*** DATA IN THIS EXERCISE

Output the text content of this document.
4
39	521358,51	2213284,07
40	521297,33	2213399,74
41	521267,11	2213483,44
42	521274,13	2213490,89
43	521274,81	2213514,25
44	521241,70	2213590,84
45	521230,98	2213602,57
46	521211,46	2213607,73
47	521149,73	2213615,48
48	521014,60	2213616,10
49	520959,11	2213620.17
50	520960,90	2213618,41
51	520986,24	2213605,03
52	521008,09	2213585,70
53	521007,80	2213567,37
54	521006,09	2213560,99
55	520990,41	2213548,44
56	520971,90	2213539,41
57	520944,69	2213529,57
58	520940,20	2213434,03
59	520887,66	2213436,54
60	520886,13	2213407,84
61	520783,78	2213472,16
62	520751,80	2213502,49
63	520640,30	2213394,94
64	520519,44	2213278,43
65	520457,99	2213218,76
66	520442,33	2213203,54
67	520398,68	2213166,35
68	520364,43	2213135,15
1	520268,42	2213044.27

******
*** DATA IN THIS EXERCISE

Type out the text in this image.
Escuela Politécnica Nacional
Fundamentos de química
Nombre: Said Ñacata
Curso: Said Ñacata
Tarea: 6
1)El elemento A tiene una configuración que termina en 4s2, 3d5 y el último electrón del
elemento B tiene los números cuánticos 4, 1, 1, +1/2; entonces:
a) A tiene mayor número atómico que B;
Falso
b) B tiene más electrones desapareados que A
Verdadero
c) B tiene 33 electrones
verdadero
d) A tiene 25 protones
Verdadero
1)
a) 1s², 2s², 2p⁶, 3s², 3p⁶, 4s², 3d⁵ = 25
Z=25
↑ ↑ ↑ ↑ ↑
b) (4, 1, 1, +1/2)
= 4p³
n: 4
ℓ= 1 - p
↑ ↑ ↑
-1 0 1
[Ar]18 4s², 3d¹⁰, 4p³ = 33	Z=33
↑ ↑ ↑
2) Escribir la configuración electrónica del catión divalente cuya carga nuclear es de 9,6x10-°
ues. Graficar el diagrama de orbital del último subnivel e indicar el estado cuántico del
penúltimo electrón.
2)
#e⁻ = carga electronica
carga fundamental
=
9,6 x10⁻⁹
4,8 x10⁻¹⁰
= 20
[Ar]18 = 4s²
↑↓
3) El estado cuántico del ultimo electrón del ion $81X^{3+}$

******
*** DATA IN THIS EXERCISE

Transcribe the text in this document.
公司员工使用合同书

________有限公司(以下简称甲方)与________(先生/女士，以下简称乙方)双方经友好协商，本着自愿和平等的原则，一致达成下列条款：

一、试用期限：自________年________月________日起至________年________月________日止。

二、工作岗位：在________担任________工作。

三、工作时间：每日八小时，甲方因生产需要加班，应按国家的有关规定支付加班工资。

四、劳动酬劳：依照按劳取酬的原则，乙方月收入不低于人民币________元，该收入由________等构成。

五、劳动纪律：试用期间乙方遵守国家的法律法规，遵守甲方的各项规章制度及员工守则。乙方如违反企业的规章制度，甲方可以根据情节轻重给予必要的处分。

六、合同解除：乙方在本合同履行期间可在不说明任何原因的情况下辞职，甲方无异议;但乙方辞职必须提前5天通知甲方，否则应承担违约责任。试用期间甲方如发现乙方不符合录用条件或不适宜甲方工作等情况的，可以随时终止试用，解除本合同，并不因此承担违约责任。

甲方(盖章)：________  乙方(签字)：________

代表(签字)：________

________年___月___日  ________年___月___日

******

Find every line in the records above that contains the word "Said", and copy each one.

• **ANSWER TO THE PROBLEM**
Nombre: Said Ñacata
Curso: Said Ñacata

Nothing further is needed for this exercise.